What to produce = Write out the whole listing word for word.

[Data records]

####

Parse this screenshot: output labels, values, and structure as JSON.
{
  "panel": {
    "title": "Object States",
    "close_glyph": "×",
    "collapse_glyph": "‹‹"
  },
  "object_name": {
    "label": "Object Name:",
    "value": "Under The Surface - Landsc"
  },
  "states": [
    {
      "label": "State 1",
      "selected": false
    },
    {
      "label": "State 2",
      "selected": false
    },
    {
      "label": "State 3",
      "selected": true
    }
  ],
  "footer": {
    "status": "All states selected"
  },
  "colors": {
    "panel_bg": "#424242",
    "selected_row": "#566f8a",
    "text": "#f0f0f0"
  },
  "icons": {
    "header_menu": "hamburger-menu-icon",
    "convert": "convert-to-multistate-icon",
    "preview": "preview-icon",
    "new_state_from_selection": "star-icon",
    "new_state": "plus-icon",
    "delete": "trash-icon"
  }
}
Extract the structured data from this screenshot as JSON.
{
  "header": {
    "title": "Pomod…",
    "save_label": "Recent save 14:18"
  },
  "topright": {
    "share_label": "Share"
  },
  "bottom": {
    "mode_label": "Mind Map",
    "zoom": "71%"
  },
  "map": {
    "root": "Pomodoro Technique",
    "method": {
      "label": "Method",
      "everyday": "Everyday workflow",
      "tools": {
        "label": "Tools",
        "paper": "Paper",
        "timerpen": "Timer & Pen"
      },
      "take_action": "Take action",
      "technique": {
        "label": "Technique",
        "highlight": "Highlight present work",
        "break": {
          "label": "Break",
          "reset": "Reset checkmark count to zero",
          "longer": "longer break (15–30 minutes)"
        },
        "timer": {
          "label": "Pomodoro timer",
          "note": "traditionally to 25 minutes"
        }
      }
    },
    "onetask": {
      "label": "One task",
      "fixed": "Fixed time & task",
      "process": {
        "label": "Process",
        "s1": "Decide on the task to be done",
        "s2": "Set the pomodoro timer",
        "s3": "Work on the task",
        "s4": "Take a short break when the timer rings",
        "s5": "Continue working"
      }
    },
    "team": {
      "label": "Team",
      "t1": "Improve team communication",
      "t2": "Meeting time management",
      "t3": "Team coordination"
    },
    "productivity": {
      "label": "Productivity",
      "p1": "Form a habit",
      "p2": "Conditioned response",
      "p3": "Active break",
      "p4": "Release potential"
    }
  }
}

####

Worked solution =
Parse this screenshot: output labels, values, and structure as JSON.
{
  "panel": {
    "title": "Object States",
    "close_glyph": "×",
    "collapse_glyph": "‹‹"
  },
  "object_name": {
    "label": "Object Name:",
    "value": "Under The Surface - Landsc"
  },
  "states": [
    {
      "label": "State 1",
      "selected": false
    },
    {
      "label": "State 2",
      "selected": false
    },
    {
      "label": "State 3",
      "selected": true
    }
  ],
  "footer": {
    "status": "All states selected"
  },
  "colors": {
    "panel_bg": "#424242",
    "selected_row": "#566f8a",
    "text": "#f0f0f0"
  },
  "icons": {
    "header_menu": "hamburger-menu-icon",
    "convert": "convert-to-multistate-icon",
    "preview": "preview-icon",
    "new_state_from_selection": "star-icon",
    "new_state": "plus-icon",
    "delete": "trash-icon"
  }
}
Extract the structured data from this screenshot as JSON.
{
  "header": {
    "title": "Pomod…",
    "save_label": "Recent save 14:18"
  },
  "topright": {
    "share_label": "Share"
  },
  "bottom": {
    "mode_label": "Mind Map",
    "zoom": "71%"
  },
  "map": {
    "root": "Pomodoro Technique",
    "method": {
      "label": "Method",
      "everyday": "Everyday workflow",
      "tools": {
        "label": "Tools",
        "paper": "Paper",
        "timerpen": "Timer & Pen"
      },
      "take_action": "Take action",
      "technique": {
        "label": "Technique",
        "highlight": "Highlight present work",
        "break": {
          "label": "Break",
          "reset": "Reset checkmark count to zero",
          "longer": "longer break (15–30 minutes)"
        },
        "timer": {
          "label": "Pomodoro timer",
          "note": "traditionally to 25 minutes"
        }
      }
    },
    "onetask": {
      "label": "One task",
      "fixed": "Fixed time & task",
      "process": {
        "label": "Process",
        "s1": "Decide on the task to be done",
        "s2": "Set the pomodoro timer",
        "s3": "Work on the task",
        "s4": "Take a short break when the timer rings",
        "s5": "Continue working"
      }
    },
    "team": {
      "label": "Team",
      "t1": "Improve team communication",
      "t2": "Meeting time management",
      "t3": "Team coordination"
    },
    "productivity": {
      "label": "Productivity",
      "p1": "Form a habit",
      "p2": "Conditioned response",
      "p3": "Active break",
      "p4": "Release potential"
    }
  }
}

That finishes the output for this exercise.